Task: With the images removed, repeat the data below exactly.

Record excerpts:
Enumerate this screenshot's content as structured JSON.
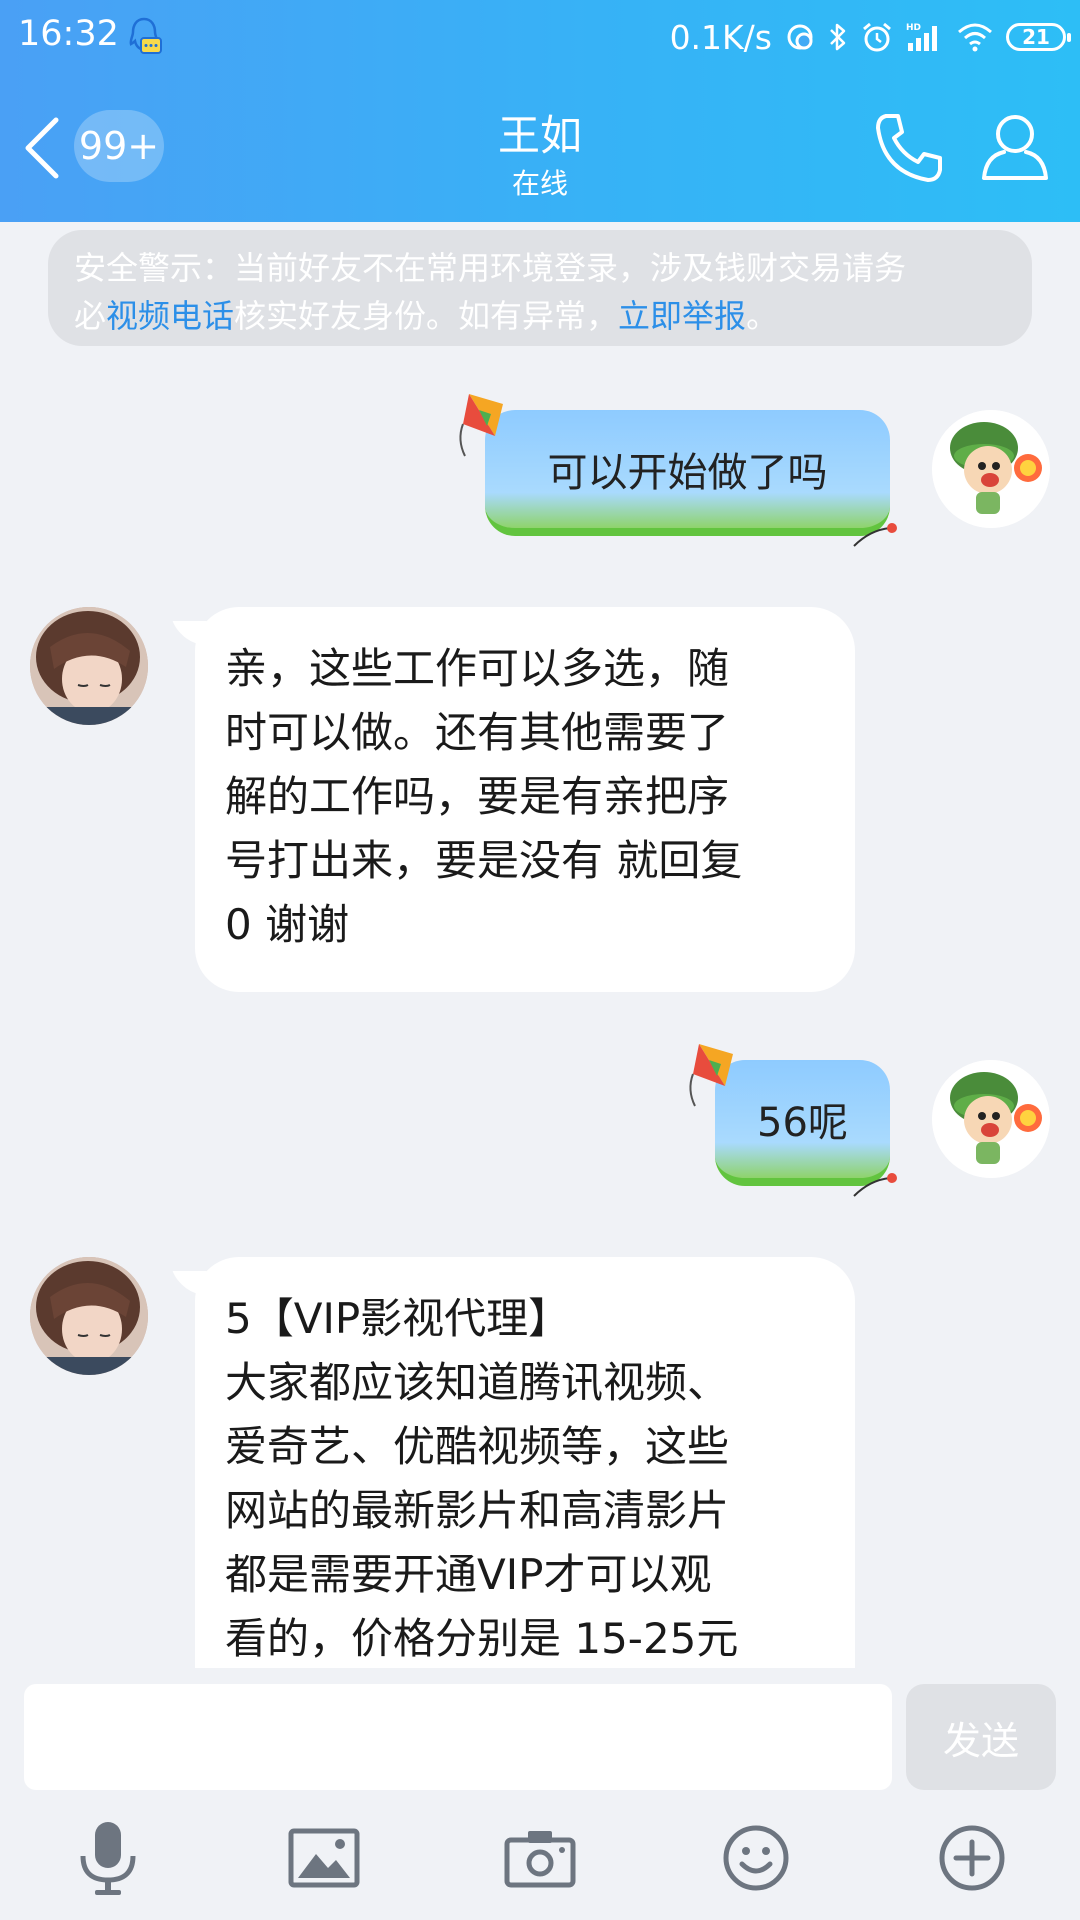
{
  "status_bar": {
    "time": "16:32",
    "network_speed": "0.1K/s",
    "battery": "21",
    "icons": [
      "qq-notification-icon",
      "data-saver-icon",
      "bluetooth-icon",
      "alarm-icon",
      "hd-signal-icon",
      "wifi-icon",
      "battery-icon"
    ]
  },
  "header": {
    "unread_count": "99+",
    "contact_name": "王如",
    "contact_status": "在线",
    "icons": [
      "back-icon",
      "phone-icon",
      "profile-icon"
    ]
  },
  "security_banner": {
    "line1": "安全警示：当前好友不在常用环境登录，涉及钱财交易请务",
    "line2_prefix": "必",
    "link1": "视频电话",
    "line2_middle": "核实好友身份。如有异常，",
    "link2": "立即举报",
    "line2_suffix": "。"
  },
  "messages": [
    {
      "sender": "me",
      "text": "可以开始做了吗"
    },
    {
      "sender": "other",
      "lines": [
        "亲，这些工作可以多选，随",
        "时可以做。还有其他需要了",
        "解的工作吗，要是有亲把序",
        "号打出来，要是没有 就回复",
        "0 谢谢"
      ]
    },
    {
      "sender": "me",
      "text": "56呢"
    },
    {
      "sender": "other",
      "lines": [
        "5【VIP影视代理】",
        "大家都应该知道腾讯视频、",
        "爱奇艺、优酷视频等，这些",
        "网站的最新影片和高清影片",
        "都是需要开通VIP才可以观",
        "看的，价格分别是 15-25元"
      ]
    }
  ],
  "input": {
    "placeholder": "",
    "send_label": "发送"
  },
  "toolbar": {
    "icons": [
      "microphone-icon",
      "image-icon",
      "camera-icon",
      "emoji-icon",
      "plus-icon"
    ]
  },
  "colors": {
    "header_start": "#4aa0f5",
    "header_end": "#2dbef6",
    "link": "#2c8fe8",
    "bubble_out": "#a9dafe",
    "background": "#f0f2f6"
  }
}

The result:
Enumerate this screenshot's content as structured JSON.
{
  "status_bar": {
    "time": "16:32",
    "network_speed": "0.1K/s",
    "battery": "21",
    "icons": [
      "qq-notification-icon",
      "data-saver-icon",
      "bluetooth-icon",
      "alarm-icon",
      "hd-signal-icon",
      "wifi-icon",
      "battery-icon"
    ]
  },
  "header": {
    "unread_count": "99+",
    "contact_name": "王如",
    "contact_status": "在线",
    "icons": [
      "back-icon",
      "phone-icon",
      "profile-icon"
    ]
  },
  "security_banner": {
    "line1": "安全警示：当前好友不在常用环境登录，涉及钱财交易请务",
    "line2_prefix": "必",
    "link1": "视频电话",
    "line2_middle": "核实好友身份。如有异常，",
    "link2": "立即举报",
    "line2_suffix": "。"
  },
  "messages": [
    {
      "sender": "me",
      "text": "可以开始做了吗"
    },
    {
      "sender": "other",
      "lines": [
        "亲，这些工作可以多选，随",
        "时可以做。还有其他需要了",
        "解的工作吗，要是有亲把序",
        "号打出来，要是没有 就回复",
        "0 谢谢"
      ]
    },
    {
      "sender": "me",
      "text": "56呢"
    },
    {
      "sender": "other",
      "lines": [
        "5【VIP影视代理】",
        "大家都应该知道腾讯视频、",
        "爱奇艺、优酷视频等，这些",
        "网站的最新影片和高清影片",
        "都是需要开通VIP才可以观",
        "看的，价格分别是 15-25元"
      ]
    }
  ],
  "input": {
    "placeholder": "",
    "send_label": "发送"
  },
  "toolbar": {
    "icons": [
      "microphone-icon",
      "image-icon",
      "camera-icon",
      "emoji-icon",
      "plus-icon"
    ]
  },
  "colors": {
    "header_start": "#4aa0f5",
    "header_end": "#2dbef6",
    "link": "#2c8fe8",
    "bubble_out": "#a9dafe",
    "background": "#f0f2f6"
  }
}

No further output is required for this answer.